--- start of Material shown ---

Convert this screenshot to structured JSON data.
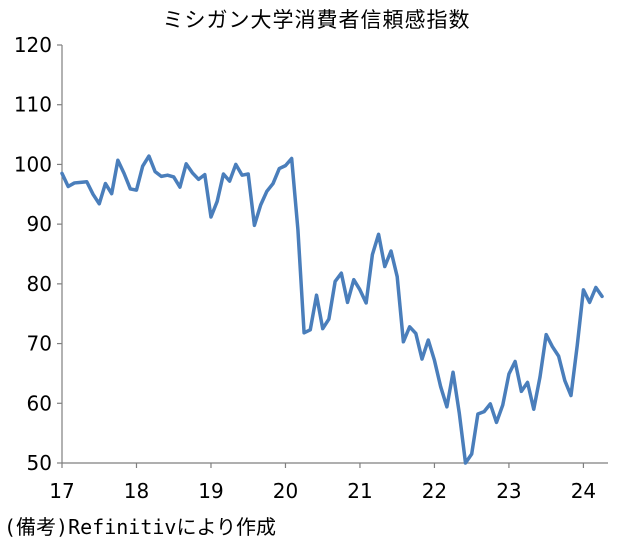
{
  "chart_data": {
    "type": "line",
    "title": "ミシガン大学消費者信頼感指数",
    "xlabel": "",
    "ylabel": "",
    "ylim": [
      50,
      120
    ],
    "yticks": [
      50,
      60,
      70,
      80,
      90,
      100,
      110,
      120
    ],
    "xlim": [
      2017,
      2024.33
    ],
    "xtick_values": [
      2017,
      2018,
      2019,
      2020,
      2021,
      2022,
      2023,
      2024
    ],
    "xtick_labels": [
      "17",
      "18",
      "19",
      "20",
      "21",
      "22",
      "23",
      "24"
    ],
    "grid": false,
    "legend": "none",
    "series": [
      {
        "color": "#4a7ebb",
        "x": [
          2017.0,
          2017.083,
          2017.167,
          2017.25,
          2017.333,
          2017.417,
          2017.5,
          2017.583,
          2017.667,
          2017.75,
          2017.833,
          2017.917,
          2018.0,
          2018.083,
          2018.167,
          2018.25,
          2018.333,
          2018.417,
          2018.5,
          2018.583,
          2018.667,
          2018.75,
          2018.833,
          2018.917,
          2019.0,
          2019.083,
          2019.167,
          2019.25,
          2019.333,
          2019.417,
          2019.5,
          2019.583,
          2019.667,
          2019.75,
          2019.833,
          2019.917,
          2020.0,
          2020.083,
          2020.167,
          2020.25,
          2020.333,
          2020.417,
          2020.5,
          2020.583,
          2020.667,
          2020.75,
          2020.833,
          2020.917,
          2021.0,
          2021.083,
          2021.167,
          2021.25,
          2021.333,
          2021.417,
          2021.5,
          2021.583,
          2021.667,
          2021.75,
          2021.833,
          2021.917,
          2022.0,
          2022.083,
          2022.167,
          2022.25,
          2022.333,
          2022.417,
          2022.5,
          2022.583,
          2022.667,
          2022.75,
          2022.833,
          2022.917,
          2023.0,
          2023.083,
          2023.167,
          2023.25,
          2023.333,
          2023.417,
          2023.5,
          2023.583,
          2023.667,
          2023.75,
          2023.833,
          2023.917,
          2024.0,
          2024.083,
          2024.167,
          2024.25
        ],
        "values": [
          98.5,
          96.3,
          96.9,
          97.0,
          97.1,
          95.0,
          93.4,
          96.8,
          95.1,
          100.7,
          98.5,
          95.9,
          95.7,
          99.7,
          101.4,
          98.8,
          98.0,
          98.2,
          97.9,
          96.2,
          100.1,
          98.6,
          97.5,
          98.3,
          91.2,
          93.8,
          98.4,
          97.2,
          100.0,
          98.2,
          98.4,
          89.8,
          93.2,
          95.5,
          96.8,
          99.3,
          99.8,
          101.0,
          89.1,
          71.8,
          72.3,
          78.1,
          72.5,
          74.1,
          80.4,
          81.8,
          76.9,
          80.7,
          79.0,
          76.8,
          84.9,
          88.3,
          82.9,
          85.5,
          81.2,
          70.3,
          72.8,
          71.7,
          67.4,
          70.6,
          67.2,
          62.8,
          59.4,
          65.2,
          58.4,
          50.0,
          51.5,
          58.2,
          58.6,
          59.9,
          56.8,
          59.7,
          64.9,
          67.0,
          62.0,
          63.5,
          59.0,
          64.4,
          71.5,
          69.5,
          67.9,
          63.8,
          61.3,
          69.7,
          79.0,
          76.9,
          79.4,
          77.9
        ]
      }
    ]
  },
  "source_note": "(備考)Refinitivにより作成"
}
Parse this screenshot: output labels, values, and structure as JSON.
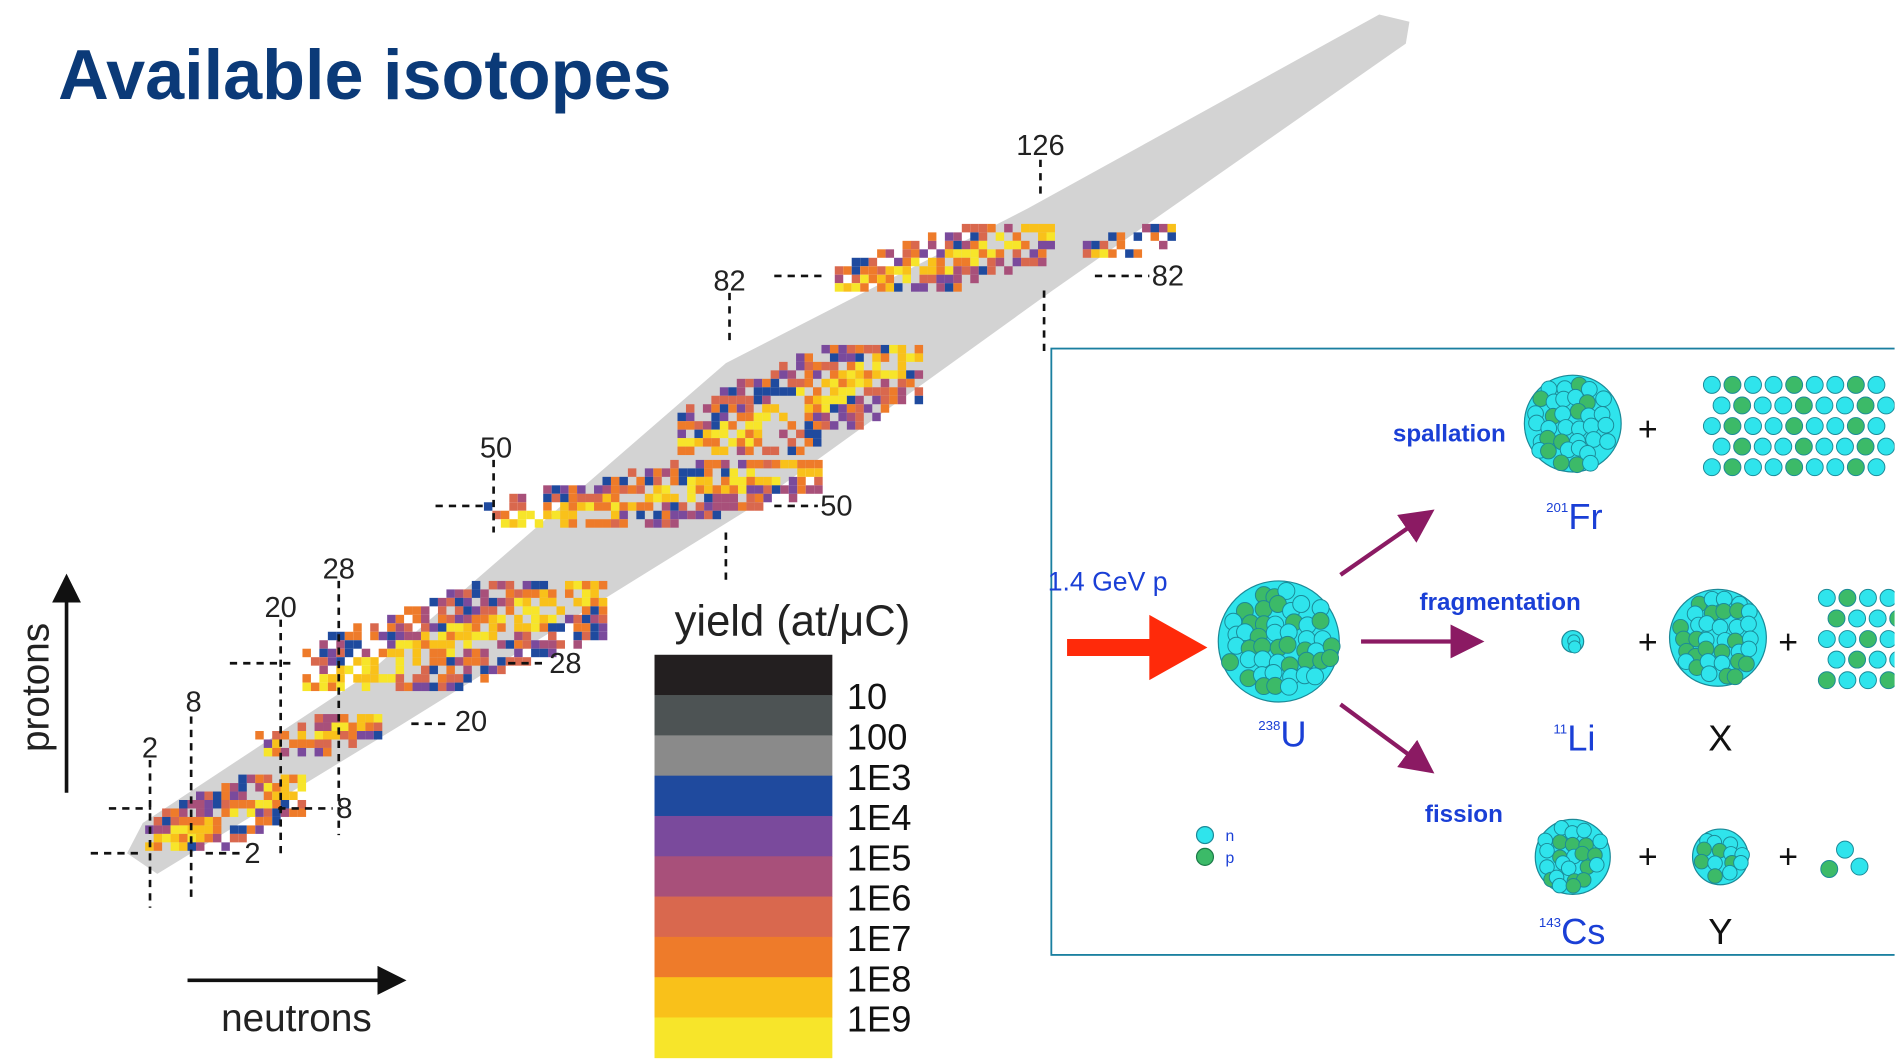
{
  "title": "Available isotopes",
  "nuclide_chart": {
    "neutron_magic": [
      "2",
      "8",
      "20",
      "28",
      "50",
      "82",
      "126"
    ],
    "proton_magic": [
      "2",
      "8",
      "20",
      "28",
      "50",
      "82"
    ],
    "y_axis_label": "protons",
    "x_axis_label": "neutrons"
  },
  "legend": {
    "title": "yield (at/μC)",
    "labels": [
      "10",
      "100",
      "1E3",
      "1E4",
      "1E5",
      "1E6",
      "1E7",
      "1E8",
      "1E9"
    ]
  },
  "reaction_diagram": {
    "beam": "1.4 GeV p",
    "target": {
      "mass": "238",
      "symbol": "U"
    },
    "processes": [
      "spallation",
      "fragmentation",
      "fission"
    ],
    "products": [
      {
        "mass": "201",
        "symbol": "Fr"
      },
      {
        "mass": "11",
        "symbol": "Li"
      },
      {
        "mass": "143",
        "symbol": "Cs"
      }
    ],
    "other_products": [
      "X",
      "Y"
    ],
    "plus": "+",
    "particle_legend": [
      "n",
      "p"
    ]
  }
}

--- end of Material shown ---

→ Aim: Reproduce the entries above without change, omitting all pictures.

→ Written solution:
Convert this screenshot to structured JSON data.
{
  "chart_data": {
    "type": "line",
    "title": "ミシガン大学消費者信頼感指数",
    "xlabel": "",
    "ylabel": "",
    "ylim": [
      50,
      120
    ],
    "yticks": [
      50,
      60,
      70,
      80,
      90,
      100,
      110,
      120
    ],
    "xlim": [
      2017,
      2024.33
    ],
    "xtick_values": [
      2017,
      2018,
      2019,
      2020,
      2021,
      2022,
      2023,
      2024
    ],
    "xtick_labels": [
      "17",
      "18",
      "19",
      "20",
      "21",
      "22",
      "23",
      "24"
    ],
    "grid": false,
    "legend": "none",
    "series": [
      {
        "color": "#4a7ebb",
        "x": [
          2017.0,
          2017.083,
          2017.167,
          2017.25,
          2017.333,
          2017.417,
          2017.5,
          2017.583,
          2017.667,
          2017.75,
          2017.833,
          2017.917,
          2018.0,
          2018.083,
          2018.167,
          2018.25,
          2018.333,
          2018.417,
          2018.5,
          2018.583,
          2018.667,
          2018.75,
          2018.833,
          2018.917,
          2019.0,
          2019.083,
          2019.167,
          2019.25,
          2019.333,
          2019.417,
          2019.5,
          2019.583,
          2019.667,
          2019.75,
          2019.833,
          2019.917,
          2020.0,
          2020.083,
          2020.167,
          2020.25,
          2020.333,
          2020.417,
          2020.5,
          2020.583,
          2020.667,
          2020.75,
          2020.833,
          2020.917,
          2021.0,
          2021.083,
          2021.167,
          2021.25,
          2021.333,
          2021.417,
          2021.5,
          2021.583,
          2021.667,
          2021.75,
          2021.833,
          2021.917,
          2022.0,
          2022.083,
          2022.167,
          2022.25,
          2022.333,
          2022.417,
          2022.5,
          2022.583,
          2022.667,
          2022.75,
          2022.833,
          2022.917,
          2023.0,
          2023.083,
          2023.167,
          2023.25,
          2023.333,
          2023.417,
          2023.5,
          2023.583,
          2023.667,
          2023.75,
          2023.833,
          2023.917,
          2024.0,
          2024.083,
          2024.167,
          2024.25
        ],
        "values": [
          98.5,
          96.3,
          96.9,
          97.0,
          97.1,
          95.0,
          93.4,
          96.8,
          95.1,
          100.7,
          98.5,
          95.9,
          95.7,
          99.7,
          101.4,
          98.8,
          98.0,
          98.2,
          97.9,
          96.2,
          100.1,
          98.6,
          97.5,
          98.3,
          91.2,
          93.8,
          98.4,
          97.2,
          100.0,
          98.2,
          98.4,
          89.8,
          93.2,
          95.5,
          96.8,
          99.3,
          99.8,
          101.0,
          89.1,
          71.8,
          72.3,
          78.1,
          72.5,
          74.1,
          80.4,
          81.8,
          76.9,
          80.7,
          79.0,
          76.8,
          84.9,
          88.3,
          82.9,
          85.5,
          81.2,
          70.3,
          72.8,
          71.7,
          67.4,
          70.6,
          67.2,
          62.8,
          59.4,
          65.2,
          58.4,
          50.0,
          51.5,
          58.2,
          58.6,
          59.9,
          56.8,
          59.7,
          64.9,
          67.0,
          62.0,
          63.5,
          59.0,
          64.4,
          71.5,
          69.5,
          67.9,
          63.8,
          61.3,
          69.7,
          79.0,
          76.9,
          79.4,
          77.9
        ]
      }
    ]
  },
  "source_note": "(備考)Refinitivにより作成"
}
Parse this screenshot: output labels, values, and structure as JSON.
{
  "title": "Available isotopes",
  "nuclide_chart": {
    "neutron_magic": [
      "2",
      "8",
      "20",
      "28",
      "50",
      "82",
      "126"
    ],
    "proton_magic": [
      "2",
      "8",
      "20",
      "28",
      "50",
      "82"
    ],
    "y_axis_label": "protons",
    "x_axis_label": "neutrons"
  },
  "legend": {
    "title": "yield (at/μC)",
    "labels": [
      "10",
      "100",
      "1E3",
      "1E4",
      "1E5",
      "1E6",
      "1E7",
      "1E8",
      "1E9"
    ]
  },
  "reaction_diagram": {
    "beam": "1.4 GeV p",
    "target": {
      "mass": "238",
      "symbol": "U"
    },
    "processes": [
      "spallation",
      "fragmentation",
      "fission"
    ],
    "products": [
      {
        "mass": "201",
        "symbol": "Fr"
      },
      {
        "mass": "11",
        "symbol": "Li"
      },
      {
        "mass": "143",
        "symbol": "Cs"
      }
    ],
    "other_products": [
      "X",
      "Y"
    ],
    "plus": "+",
    "particle_legend": [
      "n",
      "p"
    ]
  }
}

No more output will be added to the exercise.